## Text content records for pages
+++++
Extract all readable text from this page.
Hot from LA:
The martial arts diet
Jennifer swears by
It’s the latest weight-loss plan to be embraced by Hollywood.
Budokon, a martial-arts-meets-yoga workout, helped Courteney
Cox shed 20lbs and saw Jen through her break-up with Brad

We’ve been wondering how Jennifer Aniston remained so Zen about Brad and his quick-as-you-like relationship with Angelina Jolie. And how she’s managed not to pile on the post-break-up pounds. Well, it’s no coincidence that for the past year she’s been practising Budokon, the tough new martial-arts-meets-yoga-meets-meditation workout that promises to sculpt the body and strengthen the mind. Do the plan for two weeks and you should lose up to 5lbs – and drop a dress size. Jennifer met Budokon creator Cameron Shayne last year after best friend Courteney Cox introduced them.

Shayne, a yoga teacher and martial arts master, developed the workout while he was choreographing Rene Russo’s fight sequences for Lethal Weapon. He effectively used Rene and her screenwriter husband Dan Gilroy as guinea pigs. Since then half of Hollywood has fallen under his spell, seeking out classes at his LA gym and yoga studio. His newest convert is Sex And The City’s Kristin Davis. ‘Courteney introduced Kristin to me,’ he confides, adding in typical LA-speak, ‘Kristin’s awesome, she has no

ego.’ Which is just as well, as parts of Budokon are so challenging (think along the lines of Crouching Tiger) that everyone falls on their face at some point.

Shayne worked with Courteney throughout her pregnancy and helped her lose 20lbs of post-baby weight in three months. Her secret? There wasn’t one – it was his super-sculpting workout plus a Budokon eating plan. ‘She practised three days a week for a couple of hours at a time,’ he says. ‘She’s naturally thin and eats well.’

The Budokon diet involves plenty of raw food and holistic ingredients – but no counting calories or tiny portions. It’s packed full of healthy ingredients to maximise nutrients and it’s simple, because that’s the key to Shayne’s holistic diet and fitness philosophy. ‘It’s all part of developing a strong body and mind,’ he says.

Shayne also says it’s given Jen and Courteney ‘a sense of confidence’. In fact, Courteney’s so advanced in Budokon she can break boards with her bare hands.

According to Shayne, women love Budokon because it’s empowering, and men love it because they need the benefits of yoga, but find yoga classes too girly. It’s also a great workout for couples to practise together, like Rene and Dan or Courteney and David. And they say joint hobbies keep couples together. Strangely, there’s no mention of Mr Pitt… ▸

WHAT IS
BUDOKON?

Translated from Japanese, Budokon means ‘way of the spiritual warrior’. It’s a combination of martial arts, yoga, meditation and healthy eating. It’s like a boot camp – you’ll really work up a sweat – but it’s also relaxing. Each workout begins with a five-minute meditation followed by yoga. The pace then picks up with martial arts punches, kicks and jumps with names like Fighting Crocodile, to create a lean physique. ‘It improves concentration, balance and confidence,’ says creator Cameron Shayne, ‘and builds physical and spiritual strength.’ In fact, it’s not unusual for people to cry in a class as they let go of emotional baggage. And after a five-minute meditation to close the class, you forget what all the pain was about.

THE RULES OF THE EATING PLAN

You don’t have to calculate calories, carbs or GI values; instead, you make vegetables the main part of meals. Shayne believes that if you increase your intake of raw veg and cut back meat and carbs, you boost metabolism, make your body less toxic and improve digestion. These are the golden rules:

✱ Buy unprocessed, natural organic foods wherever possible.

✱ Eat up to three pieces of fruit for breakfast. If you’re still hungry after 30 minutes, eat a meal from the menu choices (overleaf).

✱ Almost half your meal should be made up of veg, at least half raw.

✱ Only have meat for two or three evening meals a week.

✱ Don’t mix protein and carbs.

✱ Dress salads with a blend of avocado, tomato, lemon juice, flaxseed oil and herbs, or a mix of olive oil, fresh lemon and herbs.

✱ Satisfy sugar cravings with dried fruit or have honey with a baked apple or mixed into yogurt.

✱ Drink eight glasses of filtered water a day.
+++++
## Task directions
Retype the data precisely.

## Output for this exercise
Extract all readable text from this page.
Hot from LA:
The martial arts diet
Jennifer swears by
It’s the latest weight-loss plan to be embraced by Hollywood.
Budokon, a martial-arts-meets-yoga workout, helped Courteney
Cox shed 20lbs and saw Jen through her break-up with Brad

We’ve been wondering how Jennifer Aniston remained so Zen about Brad and his quick-as-you-like relationship with Angelina Jolie. And how she’s managed not to pile on the post-break-up pounds. Well, it’s no coincidence that for the past year she’s been practising Budokon, the tough new martial-arts-meets-yoga-meets-meditation workout that promises to sculpt the body and strengthen the mind. Do the plan for two weeks and you should lose up to 5lbs – and drop a dress size. Jennifer met Budokon creator Cameron Shayne last year after best friend Courteney Cox introduced them.

Shayne, a yoga teacher and martial arts master, developed the workout while he was choreographing Rene Russo’s fight sequences for Lethal Weapon. He effectively used Rene and her screenwriter husband Dan Gilroy as guinea pigs. Since then half of Hollywood has fallen under his spell, seeking out classes at his LA gym and yoga studio. His newest convert is Sex And The City’s Kristin Davis. ‘Courteney introduced Kristin to me,’ he confides, adding in typical LA-speak, ‘Kristin’s awesome, she has no

ego.’ Which is just as well, as parts of Budokon are so challenging (think along the lines of Crouching Tiger) that everyone falls on their face at some point.

Shayne worked with Courteney throughout her pregnancy and helped her lose 20lbs of post-baby weight in three months. Her secret? There wasn’t one – it was his super-sculpting workout plus a Budokon eating plan. ‘She practised three days a week for a couple of hours at a time,’ he says. ‘She’s naturally thin and eats well.’

The Budokon diet involves plenty of raw food and holistic ingredients – but no counting calories or tiny portions. It’s packed full of healthy ingredients to maximise nutrients and it’s simple, because that’s the key to Shayne’s holistic diet and fitness philosophy. ‘It’s all part of developing a strong body and mind,’ he says.

Shayne also says it’s given Jen and Courteney ‘a sense of confidence’. In fact, Courteney’s so advanced in Budokon she can break boards with her bare hands.

According to Shayne, women love Budokon because it’s empowering, and men love it because they need the benefits of yoga, but find yoga classes too girly. It’s also a great workout for couples to practise together, like Rene and Dan or Courteney and David. And they say joint hobbies keep couples together. Strangely, there’s no mention of Mr Pitt… ▸

WHAT IS
BUDOKON?

Translated from Japanese, Budokon means ‘way of the spiritual warrior’. It’s a combination of martial arts, yoga, meditation and healthy eating. It’s like a boot camp – you’ll really work up a sweat – but it’s also relaxing. Each workout begins with a five-minute meditation followed by yoga. The pace then picks up with martial arts punches, kicks and jumps with names like Fighting Crocodile, to create a lean physique. ‘It improves concentration, balance and confidence,’ says creator Cameron Shayne, ‘and builds physical and spiritual strength.’ In fact, it’s not unusual for people to cry in a class as they let go of emotional baggage. And after a five-minute meditation to close the class, you forget what all the pain was about.

THE RULES OF THE EATING PLAN

You don’t have to calculate calories, carbs or GI values; instead, you make vegetables the main part of meals. Shayne believes that if you increase your intake of raw veg and cut back meat and carbs, you boost metabolism, make your body less toxic and improve digestion. These are the golden rules:

✱ Buy unprocessed, natural organic foods wherever possible.

✱ Eat up to three pieces of fruit for breakfast. If you’re still hungry after 30 minutes, eat a meal from the menu choices (overleaf).

✱ Almost half your meal should be made up of veg, at least half raw.

✱ Only have meat for two or three evening meals a week.

✱ Don’t mix protein and carbs.

✱ Dress salads with a blend of avocado, tomato, lemon juice, flaxseed oil and herbs, or a mix of olive oil, fresh lemon and herbs.

✱ Satisfy sugar cravings with dried fruit or have honey with a baked apple or mixed into yogurt.

✱ Drink eight glasses of filtered water a day.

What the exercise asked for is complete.